== ACTIVITY ==
Set down each line exactly, beginning with the one that contains "Transcribe this image's" and continuing through the last line of the listing, and nothing else.

[Opening DATA EXTRACT section]

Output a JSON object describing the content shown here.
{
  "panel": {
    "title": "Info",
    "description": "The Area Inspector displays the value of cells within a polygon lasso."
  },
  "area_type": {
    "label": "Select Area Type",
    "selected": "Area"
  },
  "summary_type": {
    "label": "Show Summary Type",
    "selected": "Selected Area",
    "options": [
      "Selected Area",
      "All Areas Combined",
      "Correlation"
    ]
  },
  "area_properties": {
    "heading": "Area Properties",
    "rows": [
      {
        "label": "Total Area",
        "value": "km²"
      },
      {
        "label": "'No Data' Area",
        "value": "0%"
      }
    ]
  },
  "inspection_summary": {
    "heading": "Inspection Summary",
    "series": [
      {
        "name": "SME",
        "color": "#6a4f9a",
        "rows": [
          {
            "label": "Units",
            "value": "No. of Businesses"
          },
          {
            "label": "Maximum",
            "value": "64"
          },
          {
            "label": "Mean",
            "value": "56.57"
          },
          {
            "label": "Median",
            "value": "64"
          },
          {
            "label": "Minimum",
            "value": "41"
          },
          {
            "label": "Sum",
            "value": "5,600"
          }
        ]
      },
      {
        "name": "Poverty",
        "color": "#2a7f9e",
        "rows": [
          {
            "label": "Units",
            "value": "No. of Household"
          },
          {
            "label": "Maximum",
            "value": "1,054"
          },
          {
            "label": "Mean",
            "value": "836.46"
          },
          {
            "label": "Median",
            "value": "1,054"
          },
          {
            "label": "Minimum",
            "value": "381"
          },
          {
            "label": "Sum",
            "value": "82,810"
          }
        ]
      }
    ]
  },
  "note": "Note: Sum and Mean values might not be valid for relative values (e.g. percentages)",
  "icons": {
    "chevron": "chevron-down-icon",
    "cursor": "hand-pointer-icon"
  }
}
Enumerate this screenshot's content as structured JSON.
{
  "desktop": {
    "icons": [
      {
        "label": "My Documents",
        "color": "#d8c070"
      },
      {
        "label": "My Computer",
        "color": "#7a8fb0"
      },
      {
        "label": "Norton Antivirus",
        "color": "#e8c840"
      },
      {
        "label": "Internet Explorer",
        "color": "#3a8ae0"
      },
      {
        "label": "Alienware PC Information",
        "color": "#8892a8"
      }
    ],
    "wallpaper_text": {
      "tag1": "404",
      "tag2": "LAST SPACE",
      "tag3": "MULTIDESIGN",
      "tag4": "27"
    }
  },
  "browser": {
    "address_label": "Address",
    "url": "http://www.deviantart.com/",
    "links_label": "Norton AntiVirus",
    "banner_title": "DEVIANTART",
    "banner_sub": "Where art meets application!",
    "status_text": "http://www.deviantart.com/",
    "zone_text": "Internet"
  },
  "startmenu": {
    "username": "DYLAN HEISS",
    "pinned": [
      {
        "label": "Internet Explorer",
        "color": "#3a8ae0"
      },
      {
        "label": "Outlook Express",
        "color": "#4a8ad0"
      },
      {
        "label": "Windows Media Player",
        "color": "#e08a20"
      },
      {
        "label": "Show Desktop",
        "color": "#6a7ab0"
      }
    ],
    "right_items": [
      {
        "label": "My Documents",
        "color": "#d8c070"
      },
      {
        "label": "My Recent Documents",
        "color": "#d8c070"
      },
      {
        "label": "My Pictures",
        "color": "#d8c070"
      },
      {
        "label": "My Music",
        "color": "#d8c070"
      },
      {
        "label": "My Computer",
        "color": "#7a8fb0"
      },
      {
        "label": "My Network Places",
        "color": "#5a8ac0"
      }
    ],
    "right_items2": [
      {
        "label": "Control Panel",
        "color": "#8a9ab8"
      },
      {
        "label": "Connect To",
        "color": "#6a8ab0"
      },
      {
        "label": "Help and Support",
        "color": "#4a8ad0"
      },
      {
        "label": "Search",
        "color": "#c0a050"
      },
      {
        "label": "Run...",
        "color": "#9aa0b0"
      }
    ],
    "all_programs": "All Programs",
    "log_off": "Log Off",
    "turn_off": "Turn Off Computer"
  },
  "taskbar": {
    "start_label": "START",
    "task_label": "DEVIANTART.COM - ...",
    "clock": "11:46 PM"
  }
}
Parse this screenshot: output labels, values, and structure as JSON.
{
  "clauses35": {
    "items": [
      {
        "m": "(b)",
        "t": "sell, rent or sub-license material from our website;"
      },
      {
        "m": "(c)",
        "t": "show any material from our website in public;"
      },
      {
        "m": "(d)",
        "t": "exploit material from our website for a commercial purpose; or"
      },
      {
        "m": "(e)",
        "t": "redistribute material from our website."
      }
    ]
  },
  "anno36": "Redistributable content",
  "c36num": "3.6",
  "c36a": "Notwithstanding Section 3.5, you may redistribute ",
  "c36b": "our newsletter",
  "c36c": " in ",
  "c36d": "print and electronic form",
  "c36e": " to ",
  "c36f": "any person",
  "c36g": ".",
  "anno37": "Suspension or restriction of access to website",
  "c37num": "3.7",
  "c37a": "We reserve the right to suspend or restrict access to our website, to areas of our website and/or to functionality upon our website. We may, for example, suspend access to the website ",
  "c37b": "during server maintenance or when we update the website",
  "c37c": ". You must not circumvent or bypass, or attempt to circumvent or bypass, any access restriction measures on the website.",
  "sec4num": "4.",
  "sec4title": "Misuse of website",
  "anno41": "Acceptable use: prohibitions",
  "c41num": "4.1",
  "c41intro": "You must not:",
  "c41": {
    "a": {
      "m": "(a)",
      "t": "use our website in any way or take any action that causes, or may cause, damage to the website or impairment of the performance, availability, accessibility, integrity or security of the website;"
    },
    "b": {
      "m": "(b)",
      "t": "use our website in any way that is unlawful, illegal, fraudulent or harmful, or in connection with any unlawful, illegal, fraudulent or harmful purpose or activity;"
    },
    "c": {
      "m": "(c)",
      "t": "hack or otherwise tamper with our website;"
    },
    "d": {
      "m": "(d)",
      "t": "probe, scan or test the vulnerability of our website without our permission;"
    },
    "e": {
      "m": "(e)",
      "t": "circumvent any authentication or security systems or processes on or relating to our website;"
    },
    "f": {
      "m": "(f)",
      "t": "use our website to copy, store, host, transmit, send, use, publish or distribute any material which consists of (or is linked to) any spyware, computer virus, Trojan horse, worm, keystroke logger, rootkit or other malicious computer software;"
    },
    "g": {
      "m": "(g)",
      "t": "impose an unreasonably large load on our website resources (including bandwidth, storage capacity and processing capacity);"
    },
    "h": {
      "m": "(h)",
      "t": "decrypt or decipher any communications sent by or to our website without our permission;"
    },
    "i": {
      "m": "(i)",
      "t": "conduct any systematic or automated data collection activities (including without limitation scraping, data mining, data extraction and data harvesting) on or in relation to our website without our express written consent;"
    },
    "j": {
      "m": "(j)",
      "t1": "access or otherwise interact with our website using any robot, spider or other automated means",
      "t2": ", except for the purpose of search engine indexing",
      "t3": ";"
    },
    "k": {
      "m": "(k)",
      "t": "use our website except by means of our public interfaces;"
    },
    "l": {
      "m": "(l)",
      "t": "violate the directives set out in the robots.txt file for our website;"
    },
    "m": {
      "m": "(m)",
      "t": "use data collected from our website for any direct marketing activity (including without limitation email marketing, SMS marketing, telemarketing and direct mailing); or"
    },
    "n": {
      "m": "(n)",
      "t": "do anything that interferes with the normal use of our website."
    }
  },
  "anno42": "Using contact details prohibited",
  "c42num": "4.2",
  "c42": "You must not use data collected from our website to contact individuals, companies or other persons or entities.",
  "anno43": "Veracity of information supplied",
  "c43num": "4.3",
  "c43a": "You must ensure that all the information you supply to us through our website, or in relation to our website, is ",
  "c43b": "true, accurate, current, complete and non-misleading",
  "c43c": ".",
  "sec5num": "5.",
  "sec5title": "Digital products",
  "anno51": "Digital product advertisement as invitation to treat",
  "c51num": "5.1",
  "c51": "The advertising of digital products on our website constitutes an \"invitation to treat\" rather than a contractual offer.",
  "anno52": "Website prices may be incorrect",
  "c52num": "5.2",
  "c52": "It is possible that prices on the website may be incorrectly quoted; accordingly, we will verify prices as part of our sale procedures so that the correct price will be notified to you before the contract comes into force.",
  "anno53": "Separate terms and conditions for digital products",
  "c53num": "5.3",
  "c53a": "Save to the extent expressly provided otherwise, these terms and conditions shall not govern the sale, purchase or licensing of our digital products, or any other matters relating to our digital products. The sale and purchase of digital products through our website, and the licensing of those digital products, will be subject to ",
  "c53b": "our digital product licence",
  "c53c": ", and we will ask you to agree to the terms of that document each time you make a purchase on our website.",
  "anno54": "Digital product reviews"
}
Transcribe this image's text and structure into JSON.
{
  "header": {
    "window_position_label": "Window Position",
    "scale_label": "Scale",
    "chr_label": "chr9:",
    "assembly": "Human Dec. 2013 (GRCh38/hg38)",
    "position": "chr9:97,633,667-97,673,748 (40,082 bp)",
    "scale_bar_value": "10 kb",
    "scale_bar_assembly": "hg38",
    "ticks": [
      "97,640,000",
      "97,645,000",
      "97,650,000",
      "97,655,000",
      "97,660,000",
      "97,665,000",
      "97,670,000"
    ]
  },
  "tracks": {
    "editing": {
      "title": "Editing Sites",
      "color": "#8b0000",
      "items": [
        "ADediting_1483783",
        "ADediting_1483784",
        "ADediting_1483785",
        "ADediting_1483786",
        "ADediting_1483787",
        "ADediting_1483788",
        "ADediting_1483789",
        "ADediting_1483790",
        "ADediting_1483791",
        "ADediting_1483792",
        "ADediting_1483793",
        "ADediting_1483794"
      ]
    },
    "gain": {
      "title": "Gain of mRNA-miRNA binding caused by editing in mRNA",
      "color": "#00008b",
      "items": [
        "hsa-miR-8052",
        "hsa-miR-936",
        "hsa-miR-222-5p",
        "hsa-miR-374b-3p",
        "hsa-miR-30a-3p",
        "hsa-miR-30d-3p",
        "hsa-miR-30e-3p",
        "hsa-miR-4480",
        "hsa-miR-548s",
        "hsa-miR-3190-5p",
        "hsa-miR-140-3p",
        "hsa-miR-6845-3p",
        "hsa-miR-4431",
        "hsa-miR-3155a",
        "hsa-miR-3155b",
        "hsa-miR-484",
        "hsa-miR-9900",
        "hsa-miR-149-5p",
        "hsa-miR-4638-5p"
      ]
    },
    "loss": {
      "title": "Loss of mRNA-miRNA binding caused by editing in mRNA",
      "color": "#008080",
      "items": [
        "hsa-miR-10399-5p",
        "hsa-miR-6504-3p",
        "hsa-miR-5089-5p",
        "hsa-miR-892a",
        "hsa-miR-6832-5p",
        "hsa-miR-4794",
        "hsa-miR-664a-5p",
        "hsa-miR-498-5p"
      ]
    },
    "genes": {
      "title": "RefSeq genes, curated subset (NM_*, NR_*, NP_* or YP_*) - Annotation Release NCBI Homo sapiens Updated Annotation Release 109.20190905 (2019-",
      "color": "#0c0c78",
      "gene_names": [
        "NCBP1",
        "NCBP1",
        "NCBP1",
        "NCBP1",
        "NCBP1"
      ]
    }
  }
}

[Closing DATA EXTRACT section]

== TASK SOLUTION ==
Transcribe this image's text and structure into JSON.
{
  "header": {
    "window_position_label": "Window Position",
    "scale_label": "Scale",
    "chr_label": "chr9:",
    "assembly": "Human Dec. 2013 (GRCh38/hg38)",
    "position": "chr9:97,633,667-97,673,748 (40,082 bp)",
    "scale_bar_value": "10 kb",
    "scale_bar_assembly": "hg38",
    "ticks": [
      "97,640,000",
      "97,645,000",
      "97,650,000",
      "97,655,000",
      "97,660,000",
      "97,665,000",
      "97,670,000"
    ]
  },
  "tracks": {
    "editing": {
      "title": "Editing Sites",
      "color": "#8b0000",
      "items": [
        "ADediting_1483783",
        "ADediting_1483784",
        "ADediting_1483785",
        "ADediting_1483786",
        "ADediting_1483787",
        "ADediting_1483788",
        "ADediting_1483789",
        "ADediting_1483790",
        "ADediting_1483791",
        "ADediting_1483792",
        "ADediting_1483793",
        "ADediting_1483794"
      ]
    },
    "gain": {
      "title": "Gain of mRNA-miRNA binding caused by editing in mRNA",
      "color": "#00008b",
      "items": [
        "hsa-miR-8052",
        "hsa-miR-936",
        "hsa-miR-222-5p",
        "hsa-miR-374b-3p",
        "hsa-miR-30a-3p",
        "hsa-miR-30d-3p",
        "hsa-miR-30e-3p",
        "hsa-miR-4480",
        "hsa-miR-548s",
        "hsa-miR-3190-5p",
        "hsa-miR-140-3p",
        "hsa-miR-6845-3p",
        "hsa-miR-4431",
        "hsa-miR-3155a",
        "hsa-miR-3155b",
        "hsa-miR-484",
        "hsa-miR-9900",
        "hsa-miR-149-5p",
        "hsa-miR-4638-5p"
      ]
    },
    "loss": {
      "title": "Loss of mRNA-miRNA binding caused by editing in mRNA",
      "color": "#008080",
      "items": [
        "hsa-miR-10399-5p",
        "hsa-miR-6504-3p",
        "hsa-miR-5089-5p",
        "hsa-miR-892a",
        "hsa-miR-6832-5p",
        "hsa-miR-4794",
        "hsa-miR-664a-5p",
        "hsa-miR-498-5p"
      ]
    },
    "genes": {
      "title": "RefSeq genes, curated subset (NM_*, NR_*, NP_* or YP_*) - Annotation Release NCBI Homo sapiens Updated Annotation Release 109.20190905 (2019-",
      "color": "#0c0c78",
      "gene_names": [
        "NCBP1",
        "NCBP1",
        "NCBP1",
        "NCBP1",
        "NCBP1"
      ]
    }
  }
}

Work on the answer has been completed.